(Stored records)
# # # # #
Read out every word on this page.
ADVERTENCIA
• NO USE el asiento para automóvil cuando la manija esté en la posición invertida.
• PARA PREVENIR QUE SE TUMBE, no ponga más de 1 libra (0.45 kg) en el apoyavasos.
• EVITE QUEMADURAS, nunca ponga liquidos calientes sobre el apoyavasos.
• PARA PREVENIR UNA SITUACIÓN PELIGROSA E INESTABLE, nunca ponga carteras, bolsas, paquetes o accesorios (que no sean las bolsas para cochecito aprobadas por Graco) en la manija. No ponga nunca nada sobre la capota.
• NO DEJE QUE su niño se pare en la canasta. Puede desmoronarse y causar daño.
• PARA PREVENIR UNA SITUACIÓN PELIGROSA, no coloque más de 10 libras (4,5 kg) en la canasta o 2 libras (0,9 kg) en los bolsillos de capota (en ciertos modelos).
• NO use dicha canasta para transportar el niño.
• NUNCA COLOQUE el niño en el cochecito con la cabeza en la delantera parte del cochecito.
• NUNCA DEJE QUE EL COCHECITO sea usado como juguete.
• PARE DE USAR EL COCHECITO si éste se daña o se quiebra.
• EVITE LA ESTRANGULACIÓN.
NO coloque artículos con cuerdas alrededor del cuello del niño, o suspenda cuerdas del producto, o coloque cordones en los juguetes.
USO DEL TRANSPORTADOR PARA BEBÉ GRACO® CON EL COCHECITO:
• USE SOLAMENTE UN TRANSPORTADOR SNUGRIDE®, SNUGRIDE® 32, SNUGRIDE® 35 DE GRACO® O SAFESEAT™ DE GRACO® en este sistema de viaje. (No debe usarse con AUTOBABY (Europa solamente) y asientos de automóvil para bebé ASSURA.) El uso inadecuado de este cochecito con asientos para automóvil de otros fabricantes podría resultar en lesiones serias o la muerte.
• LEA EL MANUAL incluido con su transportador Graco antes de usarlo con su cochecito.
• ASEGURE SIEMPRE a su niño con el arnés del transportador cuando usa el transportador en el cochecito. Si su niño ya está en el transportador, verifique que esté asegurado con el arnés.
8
# # # # #
What the task asks
Output the full listing without altering anything.

Exercise response
Read out every word on this page.
ADVERTENCIA
• NO USE el asiento para automóvil cuando la manija esté en la posición invertida.
• PARA PREVENIR QUE SE TUMBE, no ponga más de 1 libra (0.45 kg) en el apoyavasos.
• EVITE QUEMADURAS, nunca ponga liquidos calientes sobre el apoyavasos.
• PARA PREVENIR UNA SITUACIÓN PELIGROSA E INESTABLE, nunca ponga carteras, bolsas, paquetes o accesorios (que no sean las bolsas para cochecito aprobadas por Graco) en la manija. No ponga nunca nada sobre la capota.
• NO DEJE QUE su niño se pare en la canasta. Puede desmoronarse y causar daño.
• PARA PREVENIR UNA SITUACIÓN PELIGROSA, no coloque más de 10 libras (4,5 kg) en la canasta o 2 libras (0,9 kg) en los bolsillos de capota (en ciertos modelos).
• NO use dicha canasta para transportar el niño.
• NUNCA COLOQUE el niño en el cochecito con la cabeza en la delantera parte del cochecito.
• NUNCA DEJE QUE EL COCHECITO sea usado como juguete.
• PARE DE USAR EL COCHECITO si éste se daña o se quiebra.
• EVITE LA ESTRANGULACIÓN.
NO coloque artículos con cuerdas alrededor del cuello del niño, o suspenda cuerdas del producto, o coloque cordones en los juguetes.
USO DEL TRANSPORTADOR PARA BEBÉ GRACO® CON EL COCHECITO:
• USE SOLAMENTE UN TRANSPORTADOR SNUGRIDE®, SNUGRIDE® 32, SNUGRIDE® 35 DE GRACO® O SAFESEAT™ DE GRACO® en este sistema de viaje. (No debe usarse con AUTOBABY (Europa solamente) y asientos de automóvil para bebé ASSURA.) El uso inadecuado de este cochecito con asientos para automóvil de otros fabricantes podría resultar en lesiones serias o la muerte.
• LEA EL MANUAL incluido con su transportador Graco antes de usarlo con su cochecito.
• ASEGURE SIEMPRE a su niño con el arnés del transportador cuando usa el transportador en el cochecito. Si su niño ya está en el transportador, verifique que esté asegurado con el arnés.
8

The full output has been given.